--- Begin SUPPLIED MATERIAL ---
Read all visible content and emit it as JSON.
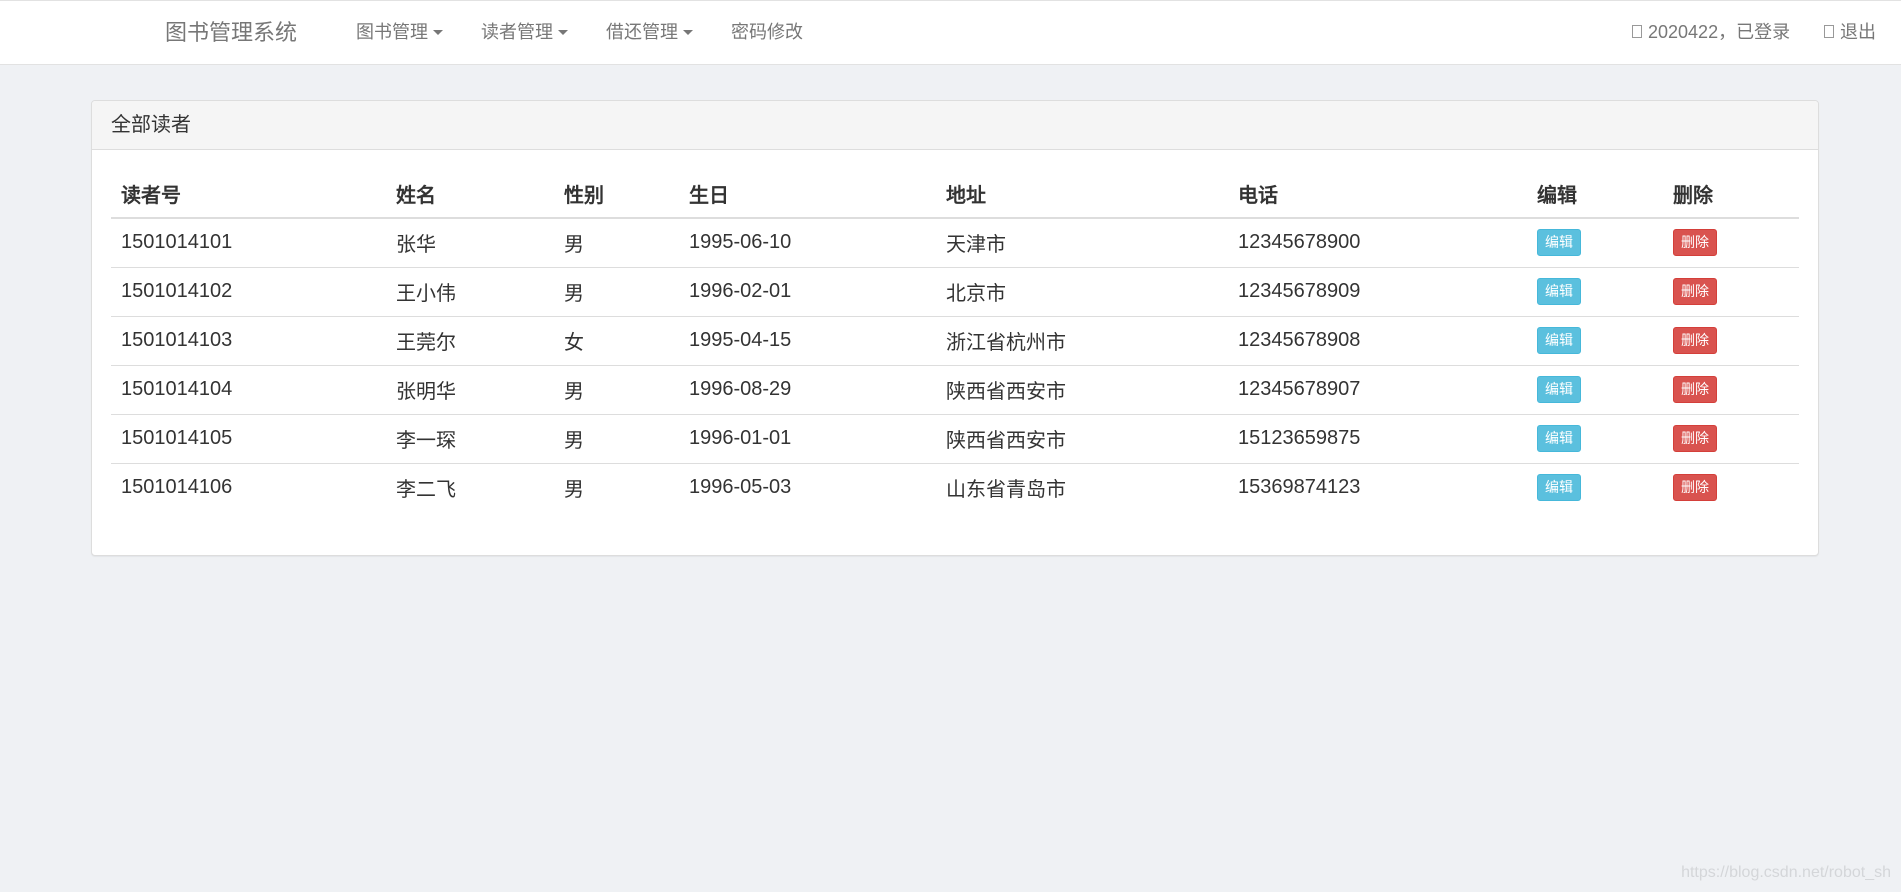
{
  "navbar": {
    "brand": "图书管理系统",
    "menus": [
      {
        "label": "图书管理",
        "dropdown": true
      },
      {
        "label": "读者管理",
        "dropdown": true
      },
      {
        "label": "借还管理",
        "dropdown": true
      },
      {
        "label": "密码修改",
        "dropdown": false
      }
    ],
    "user_status": "2020422，已登录",
    "logout": "退出"
  },
  "panel": {
    "title": "全部读者",
    "columns": [
      "读者号",
      "姓名",
      "性别",
      "生日",
      "地址",
      "电话",
      "编辑",
      "删除"
    ],
    "rows": [
      {
        "id": "1501014101",
        "name": "张华",
        "sex": "男",
        "birth": "1995-06-10",
        "address": "天津市",
        "phone": "12345678900"
      },
      {
        "id": "1501014102",
        "name": "王小伟",
        "sex": "男",
        "birth": "1996-02-01",
        "address": "北京市",
        "phone": "12345678909"
      },
      {
        "id": "1501014103",
        "name": "王莞尔",
        "sex": "女",
        "birth": "1995-04-15",
        "address": "浙江省杭州市",
        "phone": "12345678908"
      },
      {
        "id": "1501014104",
        "name": "张明华",
        "sex": "男",
        "birth": "1996-08-29",
        "address": "陕西省西安市",
        "phone": "12345678907"
      },
      {
        "id": "1501014105",
        "name": "李一琛",
        "sex": "男",
        "birth": "1996-01-01",
        "address": "陕西省西安市",
        "phone": "15123659875"
      },
      {
        "id": "1501014106",
        "name": "李二飞",
        "sex": "男",
        "birth": "1996-05-03",
        "address": "山东省青岛市",
        "phone": "15369874123"
      }
    ],
    "edit_label": "编辑",
    "delete_label": "删除"
  },
  "watermark": "https://blog.csdn.net/robot_sh",
  "colors": {
    "info": "#5bc0de",
    "danger": "#d9534f",
    "background": "#eff1f4"
  }
}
--- End SUPPLIED MATERIAL ---
### STATED PROBLEM
Report the number of lines holding the string "name", without any other words.

### ANSWER TO THE PROBLEM
6